● **WHAT TO DO**
In the material below, find each line holding the string "name" and copy it.

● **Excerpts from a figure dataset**
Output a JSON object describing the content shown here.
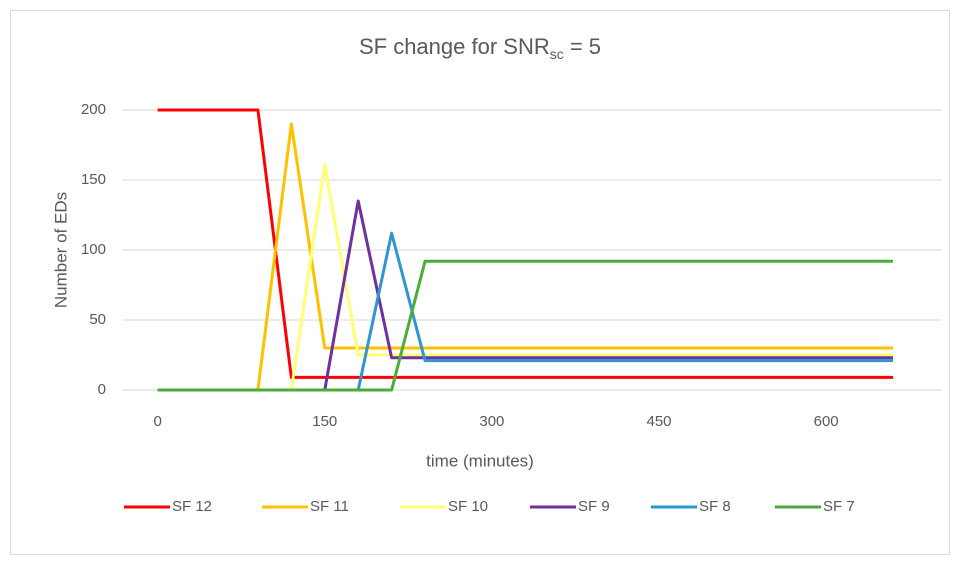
{
  "chart_data": {
    "type": "line",
    "title": [
      "SF change for SNR",
      "sc",
      " = 5"
    ],
    "xlabel": "time (minutes)",
    "ylabel": "Number of EDs",
    "x": [
      0,
      30,
      60,
      90,
      120,
      150,
      180,
      210,
      240,
      270,
      300,
      330,
      360,
      390,
      420,
      450,
      480,
      510,
      540,
      570,
      600,
      630,
      660
    ],
    "xlim": [
      -32,
      704
    ],
    "xticks": [
      0,
      150,
      300,
      450,
      600
    ],
    "ylim": [
      0,
      200
    ],
    "yticks": [
      0,
      50,
      100,
      150,
      200
    ],
    "grid": true,
    "legend": "bottom",
    "series": [
      {
        "name": "SF 12",
        "color": "#ff0000",
        "values": [
          200,
          200,
          200,
          200,
          9,
          9,
          9,
          9,
          9,
          9,
          9,
          9,
          9,
          9,
          9,
          9,
          9,
          9,
          9,
          9,
          9,
          9,
          9
        ]
      },
      {
        "name": "SF 11",
        "color": "#ffc000",
        "values": [
          0,
          0,
          0,
          0,
          190,
          30,
          30,
          30,
          30,
          30,
          30,
          30,
          30,
          30,
          30,
          30,
          30,
          30,
          30,
          30,
          30,
          30,
          30
        ]
      },
      {
        "name": "SF 10",
        "color": "#ffff75",
        "values": [
          0,
          0,
          0,
          0,
          0,
          161,
          25,
          25,
          25,
          25,
          25,
          25,
          25,
          25,
          25,
          25,
          25,
          25,
          25,
          25,
          25,
          25,
          25
        ]
      },
      {
        "name": "SF 9",
        "color": "#7030a0",
        "values": [
          0,
          0,
          0,
          0,
          0,
          0,
          135,
          23,
          23,
          23,
          23,
          23,
          23,
          23,
          23,
          23,
          23,
          23,
          23,
          23,
          23,
          23,
          23
        ]
      },
      {
        "name": "SF 8",
        "color": "#2e96d1",
        "values": [
          0,
          0,
          0,
          0,
          0,
          0,
          0,
          112,
          21,
          21,
          21,
          21,
          21,
          21,
          21,
          21,
          21,
          21,
          21,
          21,
          21,
          21,
          21
        ]
      },
      {
        "name": "SF 7",
        "color": "#4aad3a",
        "values": [
          0,
          0,
          0,
          0,
          0,
          0,
          0,
          0,
          92,
          92,
          92,
          92,
          92,
          92,
          92,
          92,
          92,
          92,
          92,
          92,
          92,
          92,
          92
        ]
      }
    ]
  }
}
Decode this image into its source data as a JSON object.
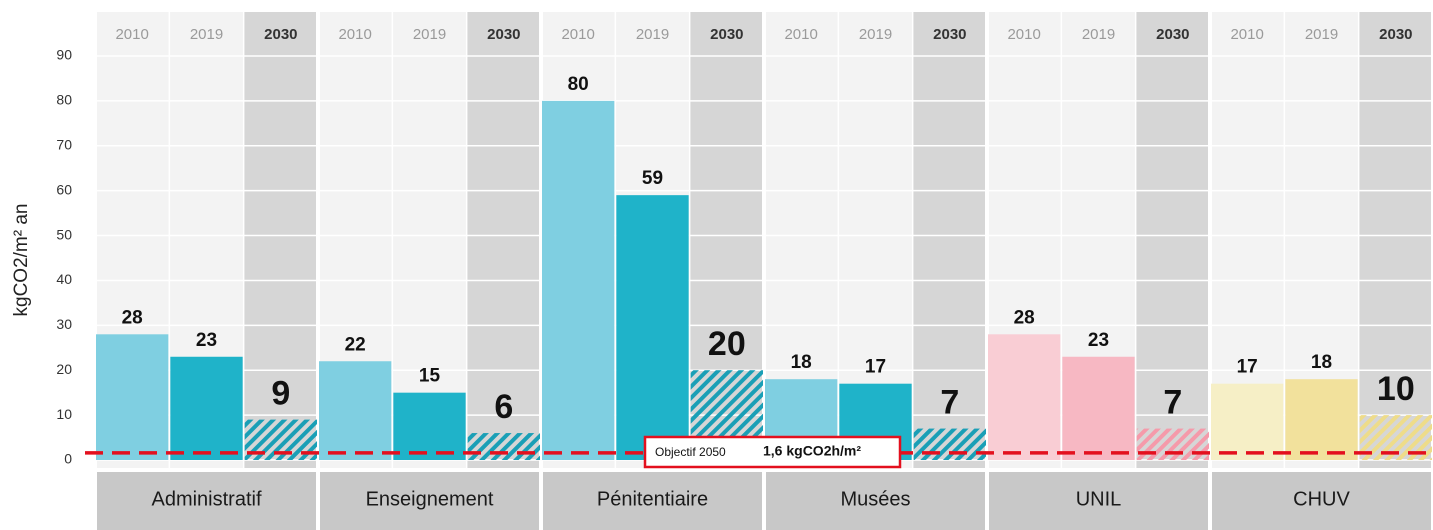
{
  "chart_data": {
    "type": "bar",
    "ylabel": "kgCO2/m² an",
    "categories": [
      "Administratif",
      "Enseignement",
      "Pénitentiaire",
      "Musées",
      "UNIL",
      "CHUV"
    ],
    "series": [
      {
        "name": "2010",
        "colors": [
          "#7fcfe1",
          "#7fcfe1",
          "#7fcfe1",
          "#7fcfe1",
          "#f9cdd4",
          "#f6efc6"
        ],
        "values": [
          28,
          22,
          80,
          18,
          28,
          17
        ]
      },
      {
        "name": "2019",
        "colors": [
          "#1fb3c9",
          "#1fb3c9",
          "#1fb3c9",
          "#1fb3c9",
          "#f7b8c3",
          "#f2e19c"
        ],
        "values": [
          23,
          15,
          59,
          17,
          23,
          18
        ]
      },
      {
        "name": "2030",
        "colors": [
          "#1a9fb6",
          "#1a9fb6",
          "#1a9fb6",
          "#1a9fb6",
          "#f59aaa",
          "#eedc8a"
        ],
        "hatched": true,
        "values": [
          9,
          6,
          20,
          7,
          7,
          10
        ]
      }
    ],
    "ylim": [
      0,
      90
    ],
    "yticks": [
      0,
      10,
      20,
      30,
      40,
      50,
      60,
      70,
      80,
      90
    ],
    "grid": true,
    "target": {
      "value": 1.6,
      "label": "Objectif 2050",
      "value_label": "1,6 kgCO2h/m²",
      "color": "#e3101e"
    }
  }
}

● **THE OUTPUT**
        "name": "SF 12",
        "name": "SF 11",
        "name": "SF 10",
        "name": "SF 9",
        "name": "SF 8",
        "name": "SF 7",
        "name": "2010",
        "name": "2019",
        "name": "2030",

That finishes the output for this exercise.